This application is a continuation of application Ser. No. 06/929,275, filed on Nov. 12, 1986, now abandoned.
BACKGROUND OF THE INVENTION
The present invention relates to a thermal transfer (printing) material, and more in detail, the present invention relates to a thermal transfer (printing) material comprising, as a base material, a biaxially oriented polyethylene 2,6-naphthalate film which has a high Young's modulus in the longitudinal direction and heat-resistance, is able to thin the thermal transfer (printing) material and gives clear transcribed letters, and a thermal transfer layer coated on the film.
In recent years, along with the development of office automation, various printing systems have been developed, and of them, a thermal transfer printing system which is small in noise in printing and simple in operation has attracted one's attention.
Ordinarily, a heat-sensitive printing system wherein a thermal head is directly brought into contact to a heat-sensitive printing paper containing a specific colour former has been used. However, although the above-mentioned system is excellent in the operability and maintenance of the thermal printing apparatus, there is a large problem in the long-term preservation of the thus prepared records, because the printing paper is apt to be discolored by heat and light.
Accordingly, a thermal transfer printing system has been spotlighted recently as a system which utilizes the merit of the heat-sensitive printing system and removes the above-mentioned demerit, and has been used broadly.
It is considered that the above-mentioned thermal transfer printing system will be used in future in various printers because of the possibility of printing on ordinary paper sheets, of the excellence in longterm preservation of records and of the excellence in quality of the printed letters. As the printers, for instance, printers for computors, printers for word-processors, video-printers, labelprinters, printers for stillvideocamera, facsimile, etc. may be mentioned. Furthermore, with the remarkable development of computors which easily carry out colorgraphic representation, the improvement of the printer is effected for coloration.
In the thermal transfer printing system, a thermal transfer (printing) material comprising a base material and a thermal transfer layer coated on the base material is used. In case of printing letters, a recording paper sheet (an ordinary paper sheet can be used) is brought into contact to the thermal transfer layer of the thermal transfer (printing) material, a pressure is applied thereon, a thermal head is brought into contact to the opposite side of the base material, a signal current is transmitted to the thermal head in pulse wise to heat the thermal head.
By such a way of transferring a heat-melting ink only from the heated part of the thermal transfer layer or subliming a sublimable ink therefrom, transcription is carried out onto the recording paper. In ordinary cases, the heat-melting ink is easily transferred on the recording paper in the temperature of from 60 to 120° C. of the temperature of the ink, and the sublimable ink sublimes at a temperature of the ink in a range of from 70 to 200° C. and is transcribed.
Generally, the method utilizing the heat-melting ink is called the heat-melting process of thermal transfer printing system, and the method utilizing the sublimable ink is called the subliming process of thermal transfer printing system.
In the cases of the heat-melting process of thermal transfer printing system, a thermal transfer (printing) material having a thermal transfer layer containing carbon black is used in the case of printing all in black color, and for coloration, after preparing separately the three thermal transfer (printing) materials respectively having the thermal transfer layer of one of the three primary colours, namely yellow, magenta and cyan, each colour is thermally transferred once on the same recording paper sheet, three times in total, thereby piling up the three primary colours on the same recording paper sheet.

Excerpt from a dataset
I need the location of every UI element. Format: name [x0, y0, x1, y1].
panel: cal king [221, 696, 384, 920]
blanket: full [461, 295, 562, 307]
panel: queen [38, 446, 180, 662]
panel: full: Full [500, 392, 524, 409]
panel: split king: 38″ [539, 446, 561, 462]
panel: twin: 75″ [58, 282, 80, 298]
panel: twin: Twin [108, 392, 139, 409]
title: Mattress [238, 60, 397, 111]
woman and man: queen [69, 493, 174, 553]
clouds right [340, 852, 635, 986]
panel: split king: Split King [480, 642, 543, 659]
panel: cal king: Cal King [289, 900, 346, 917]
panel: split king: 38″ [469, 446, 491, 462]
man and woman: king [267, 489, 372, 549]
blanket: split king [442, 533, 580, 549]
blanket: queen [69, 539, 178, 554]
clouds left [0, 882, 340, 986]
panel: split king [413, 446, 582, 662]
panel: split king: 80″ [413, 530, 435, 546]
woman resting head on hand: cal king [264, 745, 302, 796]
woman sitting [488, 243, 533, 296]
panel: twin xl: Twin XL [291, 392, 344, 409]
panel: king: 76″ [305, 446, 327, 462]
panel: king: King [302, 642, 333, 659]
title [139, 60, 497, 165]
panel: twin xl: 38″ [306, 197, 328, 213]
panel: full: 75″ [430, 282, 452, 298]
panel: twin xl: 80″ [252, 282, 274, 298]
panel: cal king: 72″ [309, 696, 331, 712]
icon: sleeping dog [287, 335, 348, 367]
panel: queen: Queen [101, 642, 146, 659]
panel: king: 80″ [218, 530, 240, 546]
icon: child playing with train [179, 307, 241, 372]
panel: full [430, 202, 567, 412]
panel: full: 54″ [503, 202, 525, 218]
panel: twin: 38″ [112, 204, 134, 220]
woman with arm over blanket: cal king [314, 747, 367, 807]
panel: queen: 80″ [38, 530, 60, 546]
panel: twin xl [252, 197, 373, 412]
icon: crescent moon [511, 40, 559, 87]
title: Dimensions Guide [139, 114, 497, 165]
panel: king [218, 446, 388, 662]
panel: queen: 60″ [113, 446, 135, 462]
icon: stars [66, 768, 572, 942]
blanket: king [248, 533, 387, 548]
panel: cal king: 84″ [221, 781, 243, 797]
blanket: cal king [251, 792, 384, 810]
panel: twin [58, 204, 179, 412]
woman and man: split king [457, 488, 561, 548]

| Short exercise 1 |
Retype the passage on thermal transfer printing, starting with "BACKGROUND OF THE" and going on through "on the film.".
| Short exercise 2 |
In the passage on thermal transfer printing, what is the method that uses the sublimable ink called?
The listing is taken from a separate source.

| Problem solution 1 |
BACKGROUND OF THE INVENTION
The present invention relates to a thermal transfer (printing) material, and more in detail, the present invention relates to a thermal transfer (printing) material comprising, as a base material, a biaxially oriented polyethylene 2,6-naphthalate film which has a high Young's modulus in the longitudinal direction and heat-resistance, is able to thin the thermal transfer (printing) material and gives clear transcribed letters, and a thermal transfer layer coated on the film.

| Problem solution 2 |
The subliming process of thermal transfer printing system.